## Brief
The goal here is an exact copy of the entries below, without their pictures.

## Source material
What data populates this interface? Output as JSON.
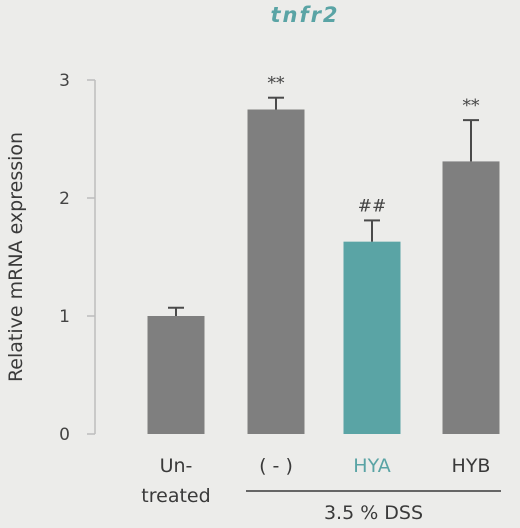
{
  "chart_data": {
    "type": "bar",
    "title": "tnfr2",
    "ylabel": "Relative mRNA expression",
    "xlabel": "",
    "ylim": [
      0,
      3
    ],
    "yticks": [
      0,
      1,
      2,
      3
    ],
    "grid": false,
    "categories": [
      {
        "lines": [
          "Un-",
          "treated"
        ]
      },
      {
        "lines": [
          "( - )"
        ]
      },
      {
        "lines": [
          "HYA"
        ]
      },
      {
        "lines": [
          "HYB"
        ]
      }
    ],
    "values": [
      1.0,
      2.75,
      1.63,
      2.31
    ],
    "errors": [
      0.07,
      0.1,
      0.18,
      0.35
    ],
    "annotations": [
      "",
      "**",
      "##",
      "**"
    ],
    "bar_colors": [
      "#7f7f7f",
      "#7f7f7f",
      "#5aa4a5",
      "#7f7f7f"
    ],
    "label_colors": [
      "#3a3a3a",
      "#3a3a3a",
      "#5aa4a5",
      "#3a3a3a"
    ],
    "group": {
      "label": "3.5 % DSS",
      "from_index": 1,
      "to_index": 3
    }
  },
  "colors": {
    "accent": "#5aa4a5",
    "bar": "#7f7f7f",
    "background": "#ececea",
    "axis": "#bdbdbd",
    "text": "#3a3a3a"
  }
}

## Result of this task
What data populates this interface? Output as JSON.
{
  "chart_data": {
    "type": "bar",
    "title": "tnfr2",
    "ylabel": "Relative mRNA expression",
    "xlabel": "",
    "ylim": [
      0,
      3
    ],
    "yticks": [
      0,
      1,
      2,
      3
    ],
    "grid": false,
    "categories": [
      {
        "lines": [
          "Un-",
          "treated"
        ]
      },
      {
        "lines": [
          "( - )"
        ]
      },
      {
        "lines": [
          "HYA"
        ]
      },
      {
        "lines": [
          "HYB"
        ]
      }
    ],
    "values": [
      1.0,
      2.75,
      1.63,
      2.31
    ],
    "errors": [
      0.07,
      0.1,
      0.18,
      0.35
    ],
    "annotations": [
      "",
      "**",
      "##",
      "**"
    ],
    "bar_colors": [
      "#7f7f7f",
      "#7f7f7f",
      "#5aa4a5",
      "#7f7f7f"
    ],
    "label_colors": [
      "#3a3a3a",
      "#3a3a3a",
      "#5aa4a5",
      "#3a3a3a"
    ],
    "group": {
      "label": "3.5 % DSS",
      "from_index": 1,
      "to_index": 3
    }
  },
  "colors": {
    "accent": "#5aa4a5",
    "bar": "#7f7f7f",
    "background": "#ececea",
    "axis": "#bdbdbd",
    "text": "#3a3a3a"
  }
}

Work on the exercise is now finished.